— STATED PROBLEM —
The entire listing is to be repeated verbatim.

.....

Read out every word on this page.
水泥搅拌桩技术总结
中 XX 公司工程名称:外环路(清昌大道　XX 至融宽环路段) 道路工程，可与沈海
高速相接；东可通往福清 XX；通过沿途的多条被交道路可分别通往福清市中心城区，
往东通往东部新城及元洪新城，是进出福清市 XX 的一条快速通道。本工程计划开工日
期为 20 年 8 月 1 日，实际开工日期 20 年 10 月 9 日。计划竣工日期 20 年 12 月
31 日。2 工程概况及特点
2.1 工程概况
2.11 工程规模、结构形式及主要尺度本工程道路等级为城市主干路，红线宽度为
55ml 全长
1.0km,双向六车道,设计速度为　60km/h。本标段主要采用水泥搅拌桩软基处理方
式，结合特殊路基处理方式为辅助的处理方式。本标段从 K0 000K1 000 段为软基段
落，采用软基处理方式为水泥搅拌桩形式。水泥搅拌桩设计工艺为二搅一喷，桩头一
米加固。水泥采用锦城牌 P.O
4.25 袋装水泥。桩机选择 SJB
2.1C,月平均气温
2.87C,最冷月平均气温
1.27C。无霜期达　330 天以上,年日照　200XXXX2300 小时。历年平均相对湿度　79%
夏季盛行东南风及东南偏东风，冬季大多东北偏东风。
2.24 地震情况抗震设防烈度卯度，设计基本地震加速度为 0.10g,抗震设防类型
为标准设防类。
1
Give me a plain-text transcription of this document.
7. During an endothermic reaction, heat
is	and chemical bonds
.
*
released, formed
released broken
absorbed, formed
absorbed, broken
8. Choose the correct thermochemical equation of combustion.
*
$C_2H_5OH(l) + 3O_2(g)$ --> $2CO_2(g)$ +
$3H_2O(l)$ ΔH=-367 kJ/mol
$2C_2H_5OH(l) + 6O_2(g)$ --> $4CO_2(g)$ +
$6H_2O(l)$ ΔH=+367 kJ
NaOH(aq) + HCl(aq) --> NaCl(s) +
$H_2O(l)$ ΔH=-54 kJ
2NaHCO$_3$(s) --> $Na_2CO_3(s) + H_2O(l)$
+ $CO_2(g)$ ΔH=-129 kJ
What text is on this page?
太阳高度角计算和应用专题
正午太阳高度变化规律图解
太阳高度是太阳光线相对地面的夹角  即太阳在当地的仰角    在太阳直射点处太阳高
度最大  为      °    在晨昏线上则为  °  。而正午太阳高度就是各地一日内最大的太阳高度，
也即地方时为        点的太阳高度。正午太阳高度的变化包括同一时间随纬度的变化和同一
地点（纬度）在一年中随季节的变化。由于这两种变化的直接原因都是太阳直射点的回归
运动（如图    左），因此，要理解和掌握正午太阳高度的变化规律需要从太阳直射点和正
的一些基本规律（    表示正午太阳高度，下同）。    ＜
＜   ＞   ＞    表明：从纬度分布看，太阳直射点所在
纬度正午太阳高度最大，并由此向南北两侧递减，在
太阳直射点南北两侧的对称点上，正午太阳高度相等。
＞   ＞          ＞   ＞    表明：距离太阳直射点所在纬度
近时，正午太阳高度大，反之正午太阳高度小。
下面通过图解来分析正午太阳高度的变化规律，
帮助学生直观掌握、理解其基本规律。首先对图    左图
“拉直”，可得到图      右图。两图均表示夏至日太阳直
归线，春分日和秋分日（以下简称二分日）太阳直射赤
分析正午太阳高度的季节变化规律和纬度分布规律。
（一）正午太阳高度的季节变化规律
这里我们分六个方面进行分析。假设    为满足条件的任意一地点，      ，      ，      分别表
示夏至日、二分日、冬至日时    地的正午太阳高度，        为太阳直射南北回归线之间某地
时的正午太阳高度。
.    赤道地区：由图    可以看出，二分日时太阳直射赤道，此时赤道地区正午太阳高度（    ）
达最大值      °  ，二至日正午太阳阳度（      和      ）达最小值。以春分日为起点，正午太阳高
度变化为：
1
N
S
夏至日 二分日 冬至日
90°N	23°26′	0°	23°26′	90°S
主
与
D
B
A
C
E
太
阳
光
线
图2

.....

— COMPLETED TASK —
Read out every word on this page.
水泥搅拌桩技术总结
中 XX 公司工程名称:外环路(清昌大道　XX 至融宽环路段) 道路工程，可与沈海
高速相接；东可通往福清 XX；通过沿途的多条被交道路可分别通往福清市中心城区，
往东通往东部新城及元洪新城，是进出福清市 XX 的一条快速通道。本工程计划开工日
期为 20 年 8 月 1 日，实际开工日期 20 年 10 月 9 日。计划竣工日期 20 年 12 月
31 日。2 工程概况及特点
2.1 工程概况
2.11 工程规模、结构形式及主要尺度本工程道路等级为城市主干路，红线宽度为
55ml 全长
1.0km,双向六车道,设计速度为　60km/h。本标段主要采用水泥搅拌桩软基处理方
式，结合特殊路基处理方式为辅助的处理方式。本标段从 K0 000K1 000 段为软基段
落，采用软基处理方式为水泥搅拌桩形式。水泥搅拌桩设计工艺为二搅一喷，桩头一
米加固。水泥采用锦城牌 P.O
4.25 袋装水泥。桩机选择 SJB
2.1C,月平均气温
2.87C,最冷月平均气温
1.27C。无霜期达　330 天以上,年日照　200XXXX2300 小时。历年平均相对湿度　79%
夏季盛行东南风及东南偏东风，冬季大多东北偏东风。
2.24 地震情况抗震设防烈度卯度，设计基本地震加速度为 0.10g,抗震设防类型
为标准设防类。
1
Give me a plain-text transcription of this document.
7. During an endothermic reaction, heat
is	and chemical bonds
.
*
released, formed
released broken
absorbed, formed
absorbed, broken
8. Choose the correct thermochemical equation of combustion.
*
$C_2H_5OH(l) + 3O_2(g)$ --> $2CO_2(g)$ +
$3H_2O(l)$ ΔH=-367 kJ/mol
$2C_2H_5OH(l) + 6O_2(g)$ --> $4CO_2(g)$ +
$6H_2O(l)$ ΔH=+367 kJ
NaOH(aq) + HCl(aq) --> NaCl(s) +
$H_2O(l)$ ΔH=-54 kJ
2NaHCO$_3$(s) --> $Na_2CO_3(s) + H_2O(l)$
+ $CO_2(g)$ ΔH=-129 kJ
What text is on this page?
太阳高度角计算和应用专题
正午太阳高度变化规律图解
太阳高度是太阳光线相对地面的夹角  即太阳在当地的仰角    在太阳直射点处太阳高
度最大  为      °    在晨昏线上则为  °  。而正午太阳高度就是各地一日内最大的太阳高度，
也即地方时为        点的太阳高度。正午太阳高度的变化包括同一时间随纬度的变化和同一
地点（纬度）在一年中随季节的变化。由于这两种变化的直接原因都是太阳直射点的回归
运动（如图    左），因此，要理解和掌握正午太阳高度的变化规律需要从太阳直射点和正
的一些基本规律（    表示正午太阳高度，下同）。    ＜
＜   ＞   ＞    表明：从纬度分布看，太阳直射点所在
纬度正午太阳高度最大，并由此向南北两侧递减，在
太阳直射点南北两侧的对称点上，正午太阳高度相等。
＞   ＞          ＞   ＞    表明：距离太阳直射点所在纬度
近时，正午太阳高度大，反之正午太阳高度小。
下面通过图解来分析正午太阳高度的变化规律，
帮助学生直观掌握、理解其基本规律。首先对图    左图
“拉直”，可得到图      右图。两图均表示夏至日太阳直
归线，春分日和秋分日（以下简称二分日）太阳直射赤
分析正午太阳高度的季节变化规律和纬度分布规律。
（一）正午太阳高度的季节变化规律
这里我们分六个方面进行分析。假设    为满足条件的任意一地点，      ，      ，      分别表
示夏至日、二分日、冬至日时    地的正午太阳高度，        为太阳直射南北回归线之间某地
时的正午太阳高度。
.    赤道地区：由图    可以看出，二分日时太阳直射赤道，此时赤道地区正午太阳高度（    ）
达最大值      °  ，二至日正午太阳阳度（      和      ）达最小值。以春分日为起点，正午太阳高
度变化为：
1
N
S
夏至日 二分日 冬至日
90°N	23°26′	0°	23°26′	90°S
主
与
D
B
A
C
E
太
阳
光
线
图2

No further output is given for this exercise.